> _Task requirements_: Gather every line of the entries that includes the word "thread".

— START Records shown —

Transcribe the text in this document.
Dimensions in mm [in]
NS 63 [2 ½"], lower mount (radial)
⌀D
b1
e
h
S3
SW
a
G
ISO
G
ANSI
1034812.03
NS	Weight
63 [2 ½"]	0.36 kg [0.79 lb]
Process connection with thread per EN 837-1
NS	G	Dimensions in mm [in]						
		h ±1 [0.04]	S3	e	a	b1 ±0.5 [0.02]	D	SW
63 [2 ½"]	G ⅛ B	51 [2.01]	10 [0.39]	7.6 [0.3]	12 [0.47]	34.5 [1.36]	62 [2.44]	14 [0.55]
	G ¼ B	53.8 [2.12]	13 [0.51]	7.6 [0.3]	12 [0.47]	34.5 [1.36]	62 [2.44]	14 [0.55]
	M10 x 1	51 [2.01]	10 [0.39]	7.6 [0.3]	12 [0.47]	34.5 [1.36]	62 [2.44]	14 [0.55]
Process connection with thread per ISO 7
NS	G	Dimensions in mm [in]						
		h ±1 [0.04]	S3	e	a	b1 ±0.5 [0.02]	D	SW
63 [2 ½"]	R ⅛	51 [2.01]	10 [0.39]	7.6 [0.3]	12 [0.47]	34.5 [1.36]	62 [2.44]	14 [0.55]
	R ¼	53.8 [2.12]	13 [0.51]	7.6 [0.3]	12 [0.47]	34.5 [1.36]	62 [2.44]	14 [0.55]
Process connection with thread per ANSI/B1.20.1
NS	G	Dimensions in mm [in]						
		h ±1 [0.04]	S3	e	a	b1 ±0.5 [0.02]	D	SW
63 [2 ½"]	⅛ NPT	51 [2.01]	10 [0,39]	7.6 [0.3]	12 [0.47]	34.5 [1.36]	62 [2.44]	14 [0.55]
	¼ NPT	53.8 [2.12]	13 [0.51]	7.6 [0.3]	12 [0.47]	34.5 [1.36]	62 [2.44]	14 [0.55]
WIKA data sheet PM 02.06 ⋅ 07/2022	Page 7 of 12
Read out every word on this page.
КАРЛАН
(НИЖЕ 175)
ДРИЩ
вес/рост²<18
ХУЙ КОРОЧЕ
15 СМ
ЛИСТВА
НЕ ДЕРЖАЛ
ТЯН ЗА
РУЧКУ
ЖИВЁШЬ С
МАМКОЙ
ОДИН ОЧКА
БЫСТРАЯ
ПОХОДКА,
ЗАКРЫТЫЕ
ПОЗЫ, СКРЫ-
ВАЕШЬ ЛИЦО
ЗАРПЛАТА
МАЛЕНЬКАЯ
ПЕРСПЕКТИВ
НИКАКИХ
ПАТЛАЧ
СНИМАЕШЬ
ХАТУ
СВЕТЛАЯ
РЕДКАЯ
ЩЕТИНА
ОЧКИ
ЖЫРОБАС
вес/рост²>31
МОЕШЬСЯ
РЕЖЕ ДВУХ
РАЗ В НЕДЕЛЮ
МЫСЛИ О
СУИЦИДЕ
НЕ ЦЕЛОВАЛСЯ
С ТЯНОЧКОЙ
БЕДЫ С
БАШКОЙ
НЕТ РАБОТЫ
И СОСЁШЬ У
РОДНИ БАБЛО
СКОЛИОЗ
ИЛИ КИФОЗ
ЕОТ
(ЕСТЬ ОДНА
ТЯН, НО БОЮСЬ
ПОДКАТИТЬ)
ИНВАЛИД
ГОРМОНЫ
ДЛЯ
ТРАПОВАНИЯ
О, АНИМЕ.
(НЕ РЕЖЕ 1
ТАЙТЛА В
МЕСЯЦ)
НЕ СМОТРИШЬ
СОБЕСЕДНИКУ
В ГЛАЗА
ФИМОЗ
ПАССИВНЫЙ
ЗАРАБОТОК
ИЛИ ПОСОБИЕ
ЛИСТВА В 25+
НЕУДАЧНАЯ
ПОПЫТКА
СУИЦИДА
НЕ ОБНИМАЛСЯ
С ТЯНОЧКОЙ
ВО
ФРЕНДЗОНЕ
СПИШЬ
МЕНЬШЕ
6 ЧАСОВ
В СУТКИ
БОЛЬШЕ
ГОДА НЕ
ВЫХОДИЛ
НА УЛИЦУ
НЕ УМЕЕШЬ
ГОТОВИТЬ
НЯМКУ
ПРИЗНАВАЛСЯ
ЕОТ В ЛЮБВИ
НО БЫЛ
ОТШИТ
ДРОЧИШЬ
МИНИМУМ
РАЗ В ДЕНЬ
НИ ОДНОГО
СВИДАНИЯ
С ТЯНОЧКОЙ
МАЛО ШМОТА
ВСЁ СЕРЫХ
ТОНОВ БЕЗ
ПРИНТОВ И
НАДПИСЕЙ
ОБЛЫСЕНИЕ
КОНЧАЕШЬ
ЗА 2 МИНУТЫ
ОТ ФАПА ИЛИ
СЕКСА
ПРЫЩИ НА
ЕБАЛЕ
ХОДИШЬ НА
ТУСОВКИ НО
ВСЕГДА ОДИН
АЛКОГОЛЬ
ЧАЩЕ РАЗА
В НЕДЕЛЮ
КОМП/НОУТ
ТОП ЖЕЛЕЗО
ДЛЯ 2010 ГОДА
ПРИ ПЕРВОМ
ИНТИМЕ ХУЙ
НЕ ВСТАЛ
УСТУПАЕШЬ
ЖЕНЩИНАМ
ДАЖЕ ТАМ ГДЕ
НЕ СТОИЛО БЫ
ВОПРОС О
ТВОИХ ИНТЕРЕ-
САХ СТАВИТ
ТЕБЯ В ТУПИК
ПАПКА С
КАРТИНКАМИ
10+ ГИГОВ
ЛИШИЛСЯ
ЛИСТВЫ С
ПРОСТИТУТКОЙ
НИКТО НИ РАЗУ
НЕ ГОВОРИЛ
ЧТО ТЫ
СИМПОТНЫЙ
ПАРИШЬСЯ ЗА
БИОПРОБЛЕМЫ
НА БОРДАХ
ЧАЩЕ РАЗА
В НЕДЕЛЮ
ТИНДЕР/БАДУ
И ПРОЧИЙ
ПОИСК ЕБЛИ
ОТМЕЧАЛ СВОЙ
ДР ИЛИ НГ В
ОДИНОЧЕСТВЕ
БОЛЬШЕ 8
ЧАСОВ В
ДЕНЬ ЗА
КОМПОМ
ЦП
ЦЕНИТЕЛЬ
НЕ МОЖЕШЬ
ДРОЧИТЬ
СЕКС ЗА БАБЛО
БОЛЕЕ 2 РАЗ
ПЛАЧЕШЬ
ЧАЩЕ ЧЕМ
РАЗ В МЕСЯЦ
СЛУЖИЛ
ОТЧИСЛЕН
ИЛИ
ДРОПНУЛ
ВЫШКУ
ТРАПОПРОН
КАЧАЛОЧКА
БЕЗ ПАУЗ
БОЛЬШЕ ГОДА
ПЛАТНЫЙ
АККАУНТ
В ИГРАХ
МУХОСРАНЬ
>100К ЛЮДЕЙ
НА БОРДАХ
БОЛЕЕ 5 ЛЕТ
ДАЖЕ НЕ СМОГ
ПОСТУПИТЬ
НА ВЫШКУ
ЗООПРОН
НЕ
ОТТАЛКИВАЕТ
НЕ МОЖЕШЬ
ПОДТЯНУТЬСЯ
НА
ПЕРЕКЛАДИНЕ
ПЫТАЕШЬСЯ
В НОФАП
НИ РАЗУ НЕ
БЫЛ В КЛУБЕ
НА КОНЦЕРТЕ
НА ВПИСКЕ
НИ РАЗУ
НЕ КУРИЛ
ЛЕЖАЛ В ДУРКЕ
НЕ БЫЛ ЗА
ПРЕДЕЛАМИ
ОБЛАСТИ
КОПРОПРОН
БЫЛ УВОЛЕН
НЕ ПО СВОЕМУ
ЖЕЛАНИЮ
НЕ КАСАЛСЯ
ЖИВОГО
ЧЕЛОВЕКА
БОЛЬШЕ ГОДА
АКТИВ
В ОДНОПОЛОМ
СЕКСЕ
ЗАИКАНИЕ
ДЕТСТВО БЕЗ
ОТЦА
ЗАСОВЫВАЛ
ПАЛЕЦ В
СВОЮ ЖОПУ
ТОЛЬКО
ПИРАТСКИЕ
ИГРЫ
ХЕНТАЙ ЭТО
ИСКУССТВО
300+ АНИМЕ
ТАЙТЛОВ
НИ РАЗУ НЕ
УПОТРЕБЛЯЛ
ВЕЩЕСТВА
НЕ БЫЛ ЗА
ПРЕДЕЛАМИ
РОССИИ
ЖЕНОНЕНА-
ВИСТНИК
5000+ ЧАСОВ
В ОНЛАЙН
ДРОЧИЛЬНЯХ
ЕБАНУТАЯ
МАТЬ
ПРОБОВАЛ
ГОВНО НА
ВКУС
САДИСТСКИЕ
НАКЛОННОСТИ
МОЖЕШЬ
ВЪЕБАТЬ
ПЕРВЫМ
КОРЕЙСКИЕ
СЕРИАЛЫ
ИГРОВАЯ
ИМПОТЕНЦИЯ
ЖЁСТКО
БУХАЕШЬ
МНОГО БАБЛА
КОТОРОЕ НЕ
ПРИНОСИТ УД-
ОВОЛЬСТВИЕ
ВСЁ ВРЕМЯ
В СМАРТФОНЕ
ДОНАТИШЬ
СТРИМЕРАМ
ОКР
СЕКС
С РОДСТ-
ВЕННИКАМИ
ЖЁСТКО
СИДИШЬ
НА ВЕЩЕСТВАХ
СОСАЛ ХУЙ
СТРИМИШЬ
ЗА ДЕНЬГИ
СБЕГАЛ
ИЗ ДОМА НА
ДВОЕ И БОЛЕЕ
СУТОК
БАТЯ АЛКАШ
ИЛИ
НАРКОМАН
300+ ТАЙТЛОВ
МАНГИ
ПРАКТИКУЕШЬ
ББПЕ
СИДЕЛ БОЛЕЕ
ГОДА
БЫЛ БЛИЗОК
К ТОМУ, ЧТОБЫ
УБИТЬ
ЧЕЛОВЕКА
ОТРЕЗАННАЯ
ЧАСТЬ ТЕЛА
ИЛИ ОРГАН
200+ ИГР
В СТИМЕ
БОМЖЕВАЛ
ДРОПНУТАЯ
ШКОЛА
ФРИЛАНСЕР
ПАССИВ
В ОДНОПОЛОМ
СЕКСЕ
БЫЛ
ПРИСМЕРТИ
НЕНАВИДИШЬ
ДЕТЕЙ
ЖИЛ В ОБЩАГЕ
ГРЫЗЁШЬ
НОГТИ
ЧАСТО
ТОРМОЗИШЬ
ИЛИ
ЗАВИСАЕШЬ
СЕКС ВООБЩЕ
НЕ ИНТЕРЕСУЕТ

— END Records shown —

> _Written solution_:
Process connection with thread per EN 837-1
Process connection with thread per ISO 7
Process connection with thread per ANSI/B1.20.1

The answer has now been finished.